- [Task goal]: Review the material and extract every line in which the word "ГОСТ" occurs.

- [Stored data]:
****
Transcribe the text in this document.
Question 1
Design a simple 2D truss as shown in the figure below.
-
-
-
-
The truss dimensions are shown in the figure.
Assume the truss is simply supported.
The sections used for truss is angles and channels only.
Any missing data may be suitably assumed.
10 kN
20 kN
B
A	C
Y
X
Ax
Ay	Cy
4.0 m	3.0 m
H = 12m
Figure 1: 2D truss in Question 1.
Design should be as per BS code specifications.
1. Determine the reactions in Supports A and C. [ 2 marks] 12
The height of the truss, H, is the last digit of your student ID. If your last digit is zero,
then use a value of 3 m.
****
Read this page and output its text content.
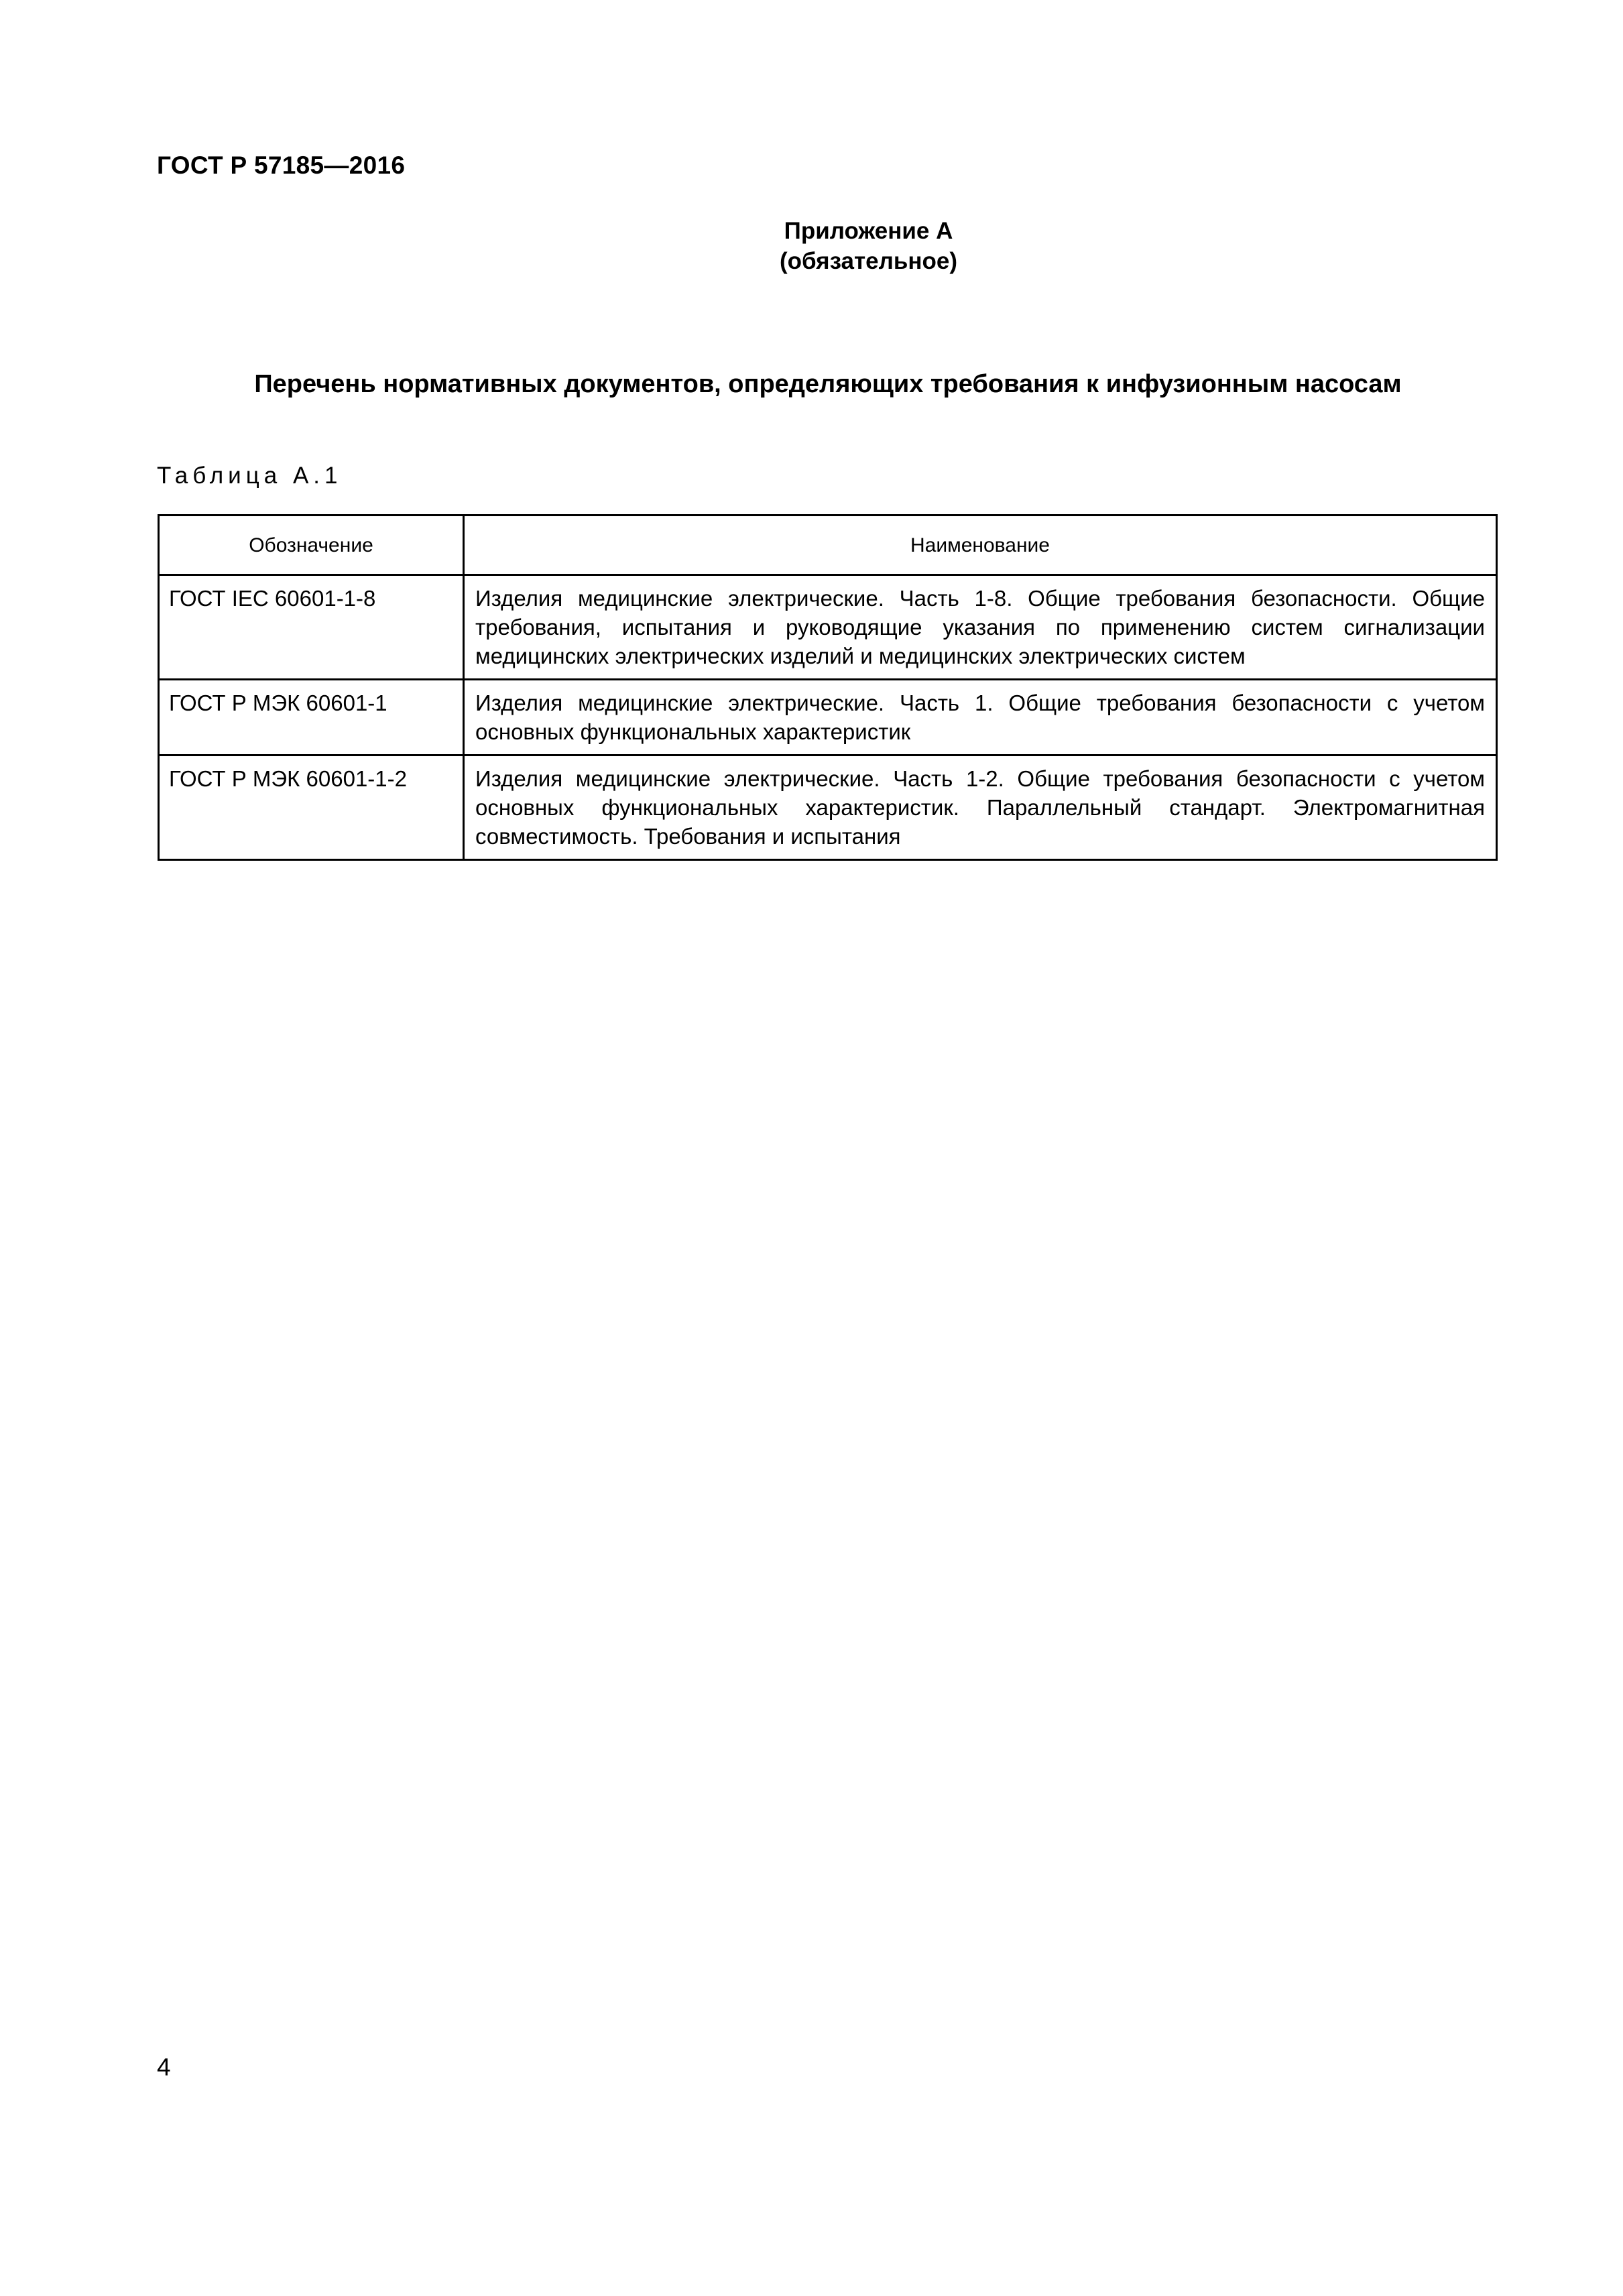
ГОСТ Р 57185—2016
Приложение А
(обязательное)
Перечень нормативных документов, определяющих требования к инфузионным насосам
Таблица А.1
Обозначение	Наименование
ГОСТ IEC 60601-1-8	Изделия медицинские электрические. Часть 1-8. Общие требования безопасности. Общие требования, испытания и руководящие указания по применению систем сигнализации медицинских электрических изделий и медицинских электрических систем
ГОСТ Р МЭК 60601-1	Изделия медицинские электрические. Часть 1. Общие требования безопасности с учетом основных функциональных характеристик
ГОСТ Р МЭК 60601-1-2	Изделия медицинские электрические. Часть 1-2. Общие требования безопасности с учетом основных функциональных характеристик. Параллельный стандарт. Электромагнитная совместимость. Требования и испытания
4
****
- [Task result]:
ГОСТ Р 57185—2016
ГОСТ IEC 60601-1-8	Изделия медицинские электрические. Часть 1-8. Общие требования безопасности. Общие требования, испытания и руководящие указания по применению систем сигнализации медицинских электрических изделий и медицинских электрических систем
ГОСТ Р МЭК 60601-1	Изделия медицинские электрические. Часть 1. Общие требования безопасности с учетом основных функциональных характеристик
ГОСТ Р МЭК 60601-1-2	Изделия медицинские электрические. Часть 1-2. Общие требования безопасности с учетом основных функциональных характеристик. Параллельный стандарт. Электромагнитная совместимость. Требования и испытания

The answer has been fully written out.